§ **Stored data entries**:

▬▬▬

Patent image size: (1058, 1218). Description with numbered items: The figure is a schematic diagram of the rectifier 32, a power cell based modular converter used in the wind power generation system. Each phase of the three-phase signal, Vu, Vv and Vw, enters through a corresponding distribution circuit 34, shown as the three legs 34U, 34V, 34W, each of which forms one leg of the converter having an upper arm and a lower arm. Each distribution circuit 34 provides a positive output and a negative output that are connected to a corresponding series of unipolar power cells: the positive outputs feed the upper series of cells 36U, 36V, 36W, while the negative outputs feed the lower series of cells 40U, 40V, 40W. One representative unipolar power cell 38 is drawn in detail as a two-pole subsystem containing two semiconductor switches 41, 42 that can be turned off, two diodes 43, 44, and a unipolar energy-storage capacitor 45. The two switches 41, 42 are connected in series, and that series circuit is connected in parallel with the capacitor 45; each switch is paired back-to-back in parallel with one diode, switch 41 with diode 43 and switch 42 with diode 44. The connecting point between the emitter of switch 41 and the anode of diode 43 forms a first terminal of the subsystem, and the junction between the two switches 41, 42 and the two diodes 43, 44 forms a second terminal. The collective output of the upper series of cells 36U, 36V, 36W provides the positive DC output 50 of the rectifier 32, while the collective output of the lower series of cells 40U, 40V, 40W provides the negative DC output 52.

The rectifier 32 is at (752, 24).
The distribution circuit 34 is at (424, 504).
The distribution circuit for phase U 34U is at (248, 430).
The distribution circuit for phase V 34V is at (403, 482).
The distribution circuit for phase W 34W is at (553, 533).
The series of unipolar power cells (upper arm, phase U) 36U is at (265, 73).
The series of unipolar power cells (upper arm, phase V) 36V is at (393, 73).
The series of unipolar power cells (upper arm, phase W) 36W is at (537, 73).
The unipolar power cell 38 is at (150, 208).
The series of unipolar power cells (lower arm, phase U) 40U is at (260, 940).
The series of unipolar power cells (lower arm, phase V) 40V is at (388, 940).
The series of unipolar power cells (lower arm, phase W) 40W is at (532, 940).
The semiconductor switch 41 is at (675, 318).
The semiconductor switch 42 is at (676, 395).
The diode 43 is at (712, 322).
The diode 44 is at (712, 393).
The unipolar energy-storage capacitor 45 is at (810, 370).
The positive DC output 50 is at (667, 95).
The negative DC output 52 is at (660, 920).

▬▬▬

§ **ACTIVITY**: Write out a word-for-word copy of every entry above.

§ **ANSWER TO THE PROBLEM**:
Patent image size: (1058, 1218). Description with numbered items: The figure is a schematic diagram of the rectifier 32, a power cell based modular converter used in the wind power generation system. Each phase of the three-phase signal, Vu, Vv and Vw, enters through a corresponding distribution circuit 34, shown as the three legs 34U, 34V, 34W, each of which forms one leg of the converter having an upper arm and a lower arm. Each distribution circuit 34 provides a positive output and a negative output that are connected to a corresponding series of unipolar power cells: the positive outputs feed the upper series of cells 36U, 36V, 36W, while the negative outputs feed the lower series of cells 40U, 40V, 40W. One representative unipolar power cell 38 is drawn in detail as a two-pole subsystem containing two semiconductor switches 41, 42 that can be turned off, two diodes 43, 44, and a unipolar energy-storage capacitor 45. The two switches 41, 42 are connected in series, and that series circuit is connected in parallel with the capacitor 45; each switch is paired back-to-back in parallel with one diode, switch 41 with diode 43 and switch 42 with diode 44. The connecting point between the emitter of switch 41 and the anode of diode 43 forms a first terminal of the subsystem, and the junction between the two switches 41, 42 and the two diodes 43, 44 forms a second terminal. The collective output of the upper series of cells 36U, 36V, 36W provides the positive DC output 50 of the rectifier 32, while the collective output of the lower series of cells 40U, 40V, 40W provides the negative DC output 52.

The rectifier 32 is at (752, 24).
The distribution circuit 34 is at (424, 504).
The distribution circuit for phase U 34U is at (248, 430).
The distribution circuit for phase V 34V is at (403, 482).
The distribution circuit for phase W 34W is at (553, 533).
The series of unipolar power cells (upper arm, phase U) 36U is at (265, 73).
The series of unipolar power cells (upper arm, phase V) 36V is at (393, 73).
The series of unipolar power cells (upper arm, phase W) 36W is at (537, 73).
The unipolar power cell 38 is at (150, 208).
The series of unipolar power cells (lower arm, phase U) 40U is at (260, 940).
The series of unipolar power cells (lower arm, phase V) 40V is at (388, 940).
The series of unipolar power cells (lower arm, phase W) 40W is at (532, 940).
The semiconductor switch 41 is at (675, 318).
The semiconductor switch 42 is at (676, 395).
The diode 43 is at (712, 322).
The diode 44 is at (712, 393).
The unipolar energy-storage capacitor 45 is at (810, 370).
The positive DC output 50 is at (667, 95).
The negative DC output 52 is at (660, 920).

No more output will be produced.